TO-DO LIST |
1. Translate this sentence from the recap of the Nuggets' win over the Lakers into Spanish: "What the Nuggets did to the Lakers was not a thing of beauty."
2. Carry on the recap of the Nuggets' win over the Lakers, picking up right after its final sentence.

TEXT EXTRACT |
□ □ □ □ □ □ □

Sunday Denver beat the Lakers by outworking them, being more scrappy, playing good defense and moving the ball on offense (95-90 was the final score). They have beaten the Celtics and Spurs the same way since the All-Star break.

The Thunder have more size and more talent, they are more athletic. But Nuggets are going to make it very tough to beat them four times out of seven. This is a good team. And if the Thunder don’t bring it and are looking ahead to the second round they will not get there.

What the Nuggets did to the Lakers was not a thing of beauty. The first half was ragged, with the Lakers length giving Denver some trouble, the Nuggets activity giving the Lakers some trouble, and both teams just missing a lot of good looks.

Denver shot 29.5 percent for the first half and the Lakers led 47-40 at the break despite having an offensive rating of just 95.9 (points per 100 possessions). Kobe Bryant hit 4-of-6 in the second quarter and had 19 points for the half (28 for the game). Danilo Gallinari had 18 in the first half for Denver and finished with 22.

The game remained close in the third but at the start of the fourth Denver’s bench executed better than the Lakers. And that better execution continued through the fourth quarter.

□ □ □ □ □ □ □

STORED RECORDS |
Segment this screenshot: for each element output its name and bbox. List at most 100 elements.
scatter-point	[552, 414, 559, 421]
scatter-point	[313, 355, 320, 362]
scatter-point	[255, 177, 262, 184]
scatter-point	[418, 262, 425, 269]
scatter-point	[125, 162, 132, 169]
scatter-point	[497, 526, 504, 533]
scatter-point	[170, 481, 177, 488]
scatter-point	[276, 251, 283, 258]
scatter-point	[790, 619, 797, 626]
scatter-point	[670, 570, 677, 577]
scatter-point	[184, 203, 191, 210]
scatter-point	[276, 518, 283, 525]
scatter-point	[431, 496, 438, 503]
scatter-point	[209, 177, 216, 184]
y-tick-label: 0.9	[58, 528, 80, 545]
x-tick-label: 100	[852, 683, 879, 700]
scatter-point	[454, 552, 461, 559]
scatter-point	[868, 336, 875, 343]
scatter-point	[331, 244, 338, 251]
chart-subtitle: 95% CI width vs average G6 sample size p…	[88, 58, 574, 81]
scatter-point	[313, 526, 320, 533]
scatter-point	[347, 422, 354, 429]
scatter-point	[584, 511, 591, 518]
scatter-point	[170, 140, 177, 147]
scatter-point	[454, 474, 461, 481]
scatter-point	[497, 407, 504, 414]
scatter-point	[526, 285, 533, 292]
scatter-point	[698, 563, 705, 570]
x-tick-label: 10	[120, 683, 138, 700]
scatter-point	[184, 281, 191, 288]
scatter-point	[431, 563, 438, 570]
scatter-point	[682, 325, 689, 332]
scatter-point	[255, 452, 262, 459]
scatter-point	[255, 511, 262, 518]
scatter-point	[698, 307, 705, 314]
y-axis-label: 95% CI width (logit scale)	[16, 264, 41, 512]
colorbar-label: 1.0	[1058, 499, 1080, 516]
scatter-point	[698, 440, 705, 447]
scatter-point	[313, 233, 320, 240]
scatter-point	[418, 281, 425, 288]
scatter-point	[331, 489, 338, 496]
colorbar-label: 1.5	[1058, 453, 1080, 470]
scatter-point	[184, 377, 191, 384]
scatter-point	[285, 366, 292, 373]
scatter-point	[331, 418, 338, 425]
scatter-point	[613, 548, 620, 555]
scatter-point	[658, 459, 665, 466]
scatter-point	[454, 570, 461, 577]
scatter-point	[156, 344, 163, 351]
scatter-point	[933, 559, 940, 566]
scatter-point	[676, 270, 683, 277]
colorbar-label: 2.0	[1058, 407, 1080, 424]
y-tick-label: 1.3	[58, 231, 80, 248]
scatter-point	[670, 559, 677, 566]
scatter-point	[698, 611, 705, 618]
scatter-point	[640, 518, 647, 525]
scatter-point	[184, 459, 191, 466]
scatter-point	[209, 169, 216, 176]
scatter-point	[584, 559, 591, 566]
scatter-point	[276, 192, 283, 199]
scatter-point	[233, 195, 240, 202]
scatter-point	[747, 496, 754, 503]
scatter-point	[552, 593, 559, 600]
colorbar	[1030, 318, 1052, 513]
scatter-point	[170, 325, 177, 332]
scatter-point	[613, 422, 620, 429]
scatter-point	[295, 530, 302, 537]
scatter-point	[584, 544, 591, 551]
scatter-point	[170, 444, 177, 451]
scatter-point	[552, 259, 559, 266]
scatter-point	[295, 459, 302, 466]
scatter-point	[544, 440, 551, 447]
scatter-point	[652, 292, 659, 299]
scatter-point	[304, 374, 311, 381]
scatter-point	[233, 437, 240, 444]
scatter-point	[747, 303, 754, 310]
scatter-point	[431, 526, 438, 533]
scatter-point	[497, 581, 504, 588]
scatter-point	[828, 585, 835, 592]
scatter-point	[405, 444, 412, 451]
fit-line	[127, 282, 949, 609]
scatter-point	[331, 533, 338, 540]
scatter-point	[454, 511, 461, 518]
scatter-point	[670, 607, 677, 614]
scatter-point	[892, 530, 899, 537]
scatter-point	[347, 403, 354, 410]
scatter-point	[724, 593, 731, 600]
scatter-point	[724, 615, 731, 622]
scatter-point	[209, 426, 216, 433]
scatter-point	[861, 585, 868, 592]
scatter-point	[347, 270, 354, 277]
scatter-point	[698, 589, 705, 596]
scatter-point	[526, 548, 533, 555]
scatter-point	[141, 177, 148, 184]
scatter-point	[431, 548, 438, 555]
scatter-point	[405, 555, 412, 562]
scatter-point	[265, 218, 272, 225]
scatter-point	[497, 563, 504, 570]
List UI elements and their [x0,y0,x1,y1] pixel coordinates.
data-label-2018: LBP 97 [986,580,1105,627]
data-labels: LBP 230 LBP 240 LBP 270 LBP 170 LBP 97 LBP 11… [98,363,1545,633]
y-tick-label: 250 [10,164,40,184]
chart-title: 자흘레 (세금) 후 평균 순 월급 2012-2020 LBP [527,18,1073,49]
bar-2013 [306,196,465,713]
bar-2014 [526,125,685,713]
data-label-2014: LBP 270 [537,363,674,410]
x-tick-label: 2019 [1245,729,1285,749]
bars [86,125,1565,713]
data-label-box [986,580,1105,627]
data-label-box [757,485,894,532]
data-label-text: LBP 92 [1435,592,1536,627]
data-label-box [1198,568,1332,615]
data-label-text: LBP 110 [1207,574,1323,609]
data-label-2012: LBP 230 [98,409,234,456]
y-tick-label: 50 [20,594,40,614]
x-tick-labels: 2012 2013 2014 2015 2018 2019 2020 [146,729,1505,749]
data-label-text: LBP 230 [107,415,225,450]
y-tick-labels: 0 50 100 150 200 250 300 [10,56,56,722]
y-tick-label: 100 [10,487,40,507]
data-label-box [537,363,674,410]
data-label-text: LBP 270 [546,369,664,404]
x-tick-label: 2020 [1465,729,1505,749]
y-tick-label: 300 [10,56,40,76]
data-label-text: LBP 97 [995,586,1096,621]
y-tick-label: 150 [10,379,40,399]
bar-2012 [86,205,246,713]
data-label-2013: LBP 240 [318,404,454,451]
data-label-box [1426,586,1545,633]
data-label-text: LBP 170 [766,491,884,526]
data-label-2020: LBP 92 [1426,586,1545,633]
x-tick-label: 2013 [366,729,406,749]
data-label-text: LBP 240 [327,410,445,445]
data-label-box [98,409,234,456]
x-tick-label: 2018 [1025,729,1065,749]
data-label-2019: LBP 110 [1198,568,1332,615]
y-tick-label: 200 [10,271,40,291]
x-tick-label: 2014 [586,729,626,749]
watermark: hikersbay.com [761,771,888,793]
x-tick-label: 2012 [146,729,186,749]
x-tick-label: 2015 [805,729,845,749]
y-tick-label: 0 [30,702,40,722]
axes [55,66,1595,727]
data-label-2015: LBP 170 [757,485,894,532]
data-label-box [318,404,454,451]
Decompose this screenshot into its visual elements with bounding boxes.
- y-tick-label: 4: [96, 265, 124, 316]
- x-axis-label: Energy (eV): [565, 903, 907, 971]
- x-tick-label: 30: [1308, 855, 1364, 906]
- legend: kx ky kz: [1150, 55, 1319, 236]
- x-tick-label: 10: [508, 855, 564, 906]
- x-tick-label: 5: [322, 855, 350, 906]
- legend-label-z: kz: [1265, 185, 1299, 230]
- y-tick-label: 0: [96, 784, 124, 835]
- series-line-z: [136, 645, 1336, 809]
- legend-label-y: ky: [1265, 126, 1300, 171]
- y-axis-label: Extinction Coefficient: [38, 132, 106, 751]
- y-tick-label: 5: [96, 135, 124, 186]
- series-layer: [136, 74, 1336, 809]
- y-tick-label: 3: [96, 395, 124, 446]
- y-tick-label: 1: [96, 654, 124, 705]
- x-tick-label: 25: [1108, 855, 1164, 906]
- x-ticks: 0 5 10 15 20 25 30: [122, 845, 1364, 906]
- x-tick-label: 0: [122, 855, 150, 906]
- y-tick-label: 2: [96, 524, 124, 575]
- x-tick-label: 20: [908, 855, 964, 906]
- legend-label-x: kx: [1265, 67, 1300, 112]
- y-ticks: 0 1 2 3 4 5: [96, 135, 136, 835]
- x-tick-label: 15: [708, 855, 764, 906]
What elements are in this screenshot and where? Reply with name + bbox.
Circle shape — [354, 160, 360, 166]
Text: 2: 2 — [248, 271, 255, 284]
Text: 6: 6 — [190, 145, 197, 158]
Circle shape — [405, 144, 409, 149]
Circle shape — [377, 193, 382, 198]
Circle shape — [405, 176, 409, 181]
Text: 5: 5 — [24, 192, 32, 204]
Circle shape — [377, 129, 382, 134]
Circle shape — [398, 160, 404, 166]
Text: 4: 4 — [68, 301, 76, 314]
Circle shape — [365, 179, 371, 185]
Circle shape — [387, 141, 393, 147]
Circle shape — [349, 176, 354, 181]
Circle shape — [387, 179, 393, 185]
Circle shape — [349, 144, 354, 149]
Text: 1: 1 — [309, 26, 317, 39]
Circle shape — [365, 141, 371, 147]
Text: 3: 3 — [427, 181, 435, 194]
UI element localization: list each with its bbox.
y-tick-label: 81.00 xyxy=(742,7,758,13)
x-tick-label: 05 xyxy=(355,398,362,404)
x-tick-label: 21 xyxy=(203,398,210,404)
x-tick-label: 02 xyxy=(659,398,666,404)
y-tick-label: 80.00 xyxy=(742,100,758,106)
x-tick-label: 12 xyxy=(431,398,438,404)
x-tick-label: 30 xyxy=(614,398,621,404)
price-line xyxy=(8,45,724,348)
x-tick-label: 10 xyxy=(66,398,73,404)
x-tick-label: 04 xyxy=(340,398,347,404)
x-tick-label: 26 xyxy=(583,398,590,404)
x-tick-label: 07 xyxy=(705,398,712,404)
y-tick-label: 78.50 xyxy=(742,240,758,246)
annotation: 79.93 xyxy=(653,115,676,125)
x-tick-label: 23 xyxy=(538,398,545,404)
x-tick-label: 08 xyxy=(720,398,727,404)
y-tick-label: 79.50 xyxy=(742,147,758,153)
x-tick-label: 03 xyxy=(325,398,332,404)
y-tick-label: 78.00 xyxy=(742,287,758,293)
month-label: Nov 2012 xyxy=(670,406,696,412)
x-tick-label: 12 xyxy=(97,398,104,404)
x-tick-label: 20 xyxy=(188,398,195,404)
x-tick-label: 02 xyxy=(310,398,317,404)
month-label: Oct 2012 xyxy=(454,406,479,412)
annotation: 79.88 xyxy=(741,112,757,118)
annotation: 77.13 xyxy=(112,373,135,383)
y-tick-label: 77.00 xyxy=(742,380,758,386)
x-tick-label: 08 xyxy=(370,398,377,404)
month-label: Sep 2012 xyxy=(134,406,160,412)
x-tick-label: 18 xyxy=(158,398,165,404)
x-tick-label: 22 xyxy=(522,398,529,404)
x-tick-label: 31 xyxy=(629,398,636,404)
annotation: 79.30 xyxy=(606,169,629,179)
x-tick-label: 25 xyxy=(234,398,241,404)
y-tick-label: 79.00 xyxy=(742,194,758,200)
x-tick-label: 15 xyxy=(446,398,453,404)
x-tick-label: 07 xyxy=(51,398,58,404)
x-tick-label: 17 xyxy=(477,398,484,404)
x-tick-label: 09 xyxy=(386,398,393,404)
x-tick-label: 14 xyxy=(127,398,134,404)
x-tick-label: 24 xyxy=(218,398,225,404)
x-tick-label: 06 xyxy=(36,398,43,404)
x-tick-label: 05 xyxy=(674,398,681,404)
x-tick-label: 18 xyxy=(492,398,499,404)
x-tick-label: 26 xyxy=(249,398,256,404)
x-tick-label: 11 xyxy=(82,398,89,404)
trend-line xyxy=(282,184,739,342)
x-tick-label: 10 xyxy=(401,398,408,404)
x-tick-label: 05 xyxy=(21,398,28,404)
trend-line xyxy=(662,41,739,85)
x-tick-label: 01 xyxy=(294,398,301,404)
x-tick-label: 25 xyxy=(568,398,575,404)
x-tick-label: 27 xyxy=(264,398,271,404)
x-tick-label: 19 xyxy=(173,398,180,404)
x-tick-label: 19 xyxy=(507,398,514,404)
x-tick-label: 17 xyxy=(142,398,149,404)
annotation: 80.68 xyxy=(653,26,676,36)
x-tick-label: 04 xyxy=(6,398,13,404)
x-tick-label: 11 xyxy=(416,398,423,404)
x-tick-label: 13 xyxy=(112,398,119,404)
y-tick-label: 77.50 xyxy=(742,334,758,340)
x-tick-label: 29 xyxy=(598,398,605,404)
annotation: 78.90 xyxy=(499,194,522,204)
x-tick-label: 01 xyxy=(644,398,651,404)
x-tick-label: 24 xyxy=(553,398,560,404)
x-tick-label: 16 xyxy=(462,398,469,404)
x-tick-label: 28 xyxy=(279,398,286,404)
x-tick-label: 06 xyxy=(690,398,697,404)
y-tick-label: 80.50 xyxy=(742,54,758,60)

□ □ □ □ □ □ □

WRITTEN ANSWERS |
1. Lo que los Nuggets les hicieron a los Lakers no fue precisamente una obra de arte.

2.
Denver was able to use 18 Laker turnovers for the game and a lot of missed shots to get out and run — the game had 97 possessions. That’s faster than the Lakers want to play, but just where the Nuggets like it.

The old Nuggets, when the game got tight, you could count on a Carmelo Anthony isolation and the Lakers would bring a big man over to the strong side early, a defense that usually allowed them to stop Denver late. But now Raymond Felton is hitting a cutting Kenyon Martin with a sharp pass and Denver is getting layups.

The Lakers played the end of the game without Andrew Bynum, who tweaked his knee and was kept out for what the team called “precautionary reasons.” (Both Bynum and Pau Gasol will have MRIs on their knees Monday after both had tweaks.)

The result was that with the Lakers down 3 and 11 seconds to go, Nene missed a free throw but Martin just outmuscled Lamar Odom, got the rebound and tipped it in. That was the dagger.

The Lakers had been sloppy in their previous game at Utah, the Jazz just don’t have the team that can make them pay. The loss ended the Lakers nine-game win streak. The loss, combined with a Spurs win over the Suns, makes it less likely the Lakers can catch the Spurs for the top seed in the West.

Denver was just the scrappier, hungrier team but they also are playing good team basketball right now. There are a lot of teams that, if they shared the ball like Denver is doing right now, if they were working as hard on defense, would be a lot better.

Denver is going to be a very tough out in the playoffs. They are capable of beating anyone. Oklahoma City is a better team on paper and will have the two best players in that series on their team. But if they don’t focus and execute, Denver will be the team moving on from that series.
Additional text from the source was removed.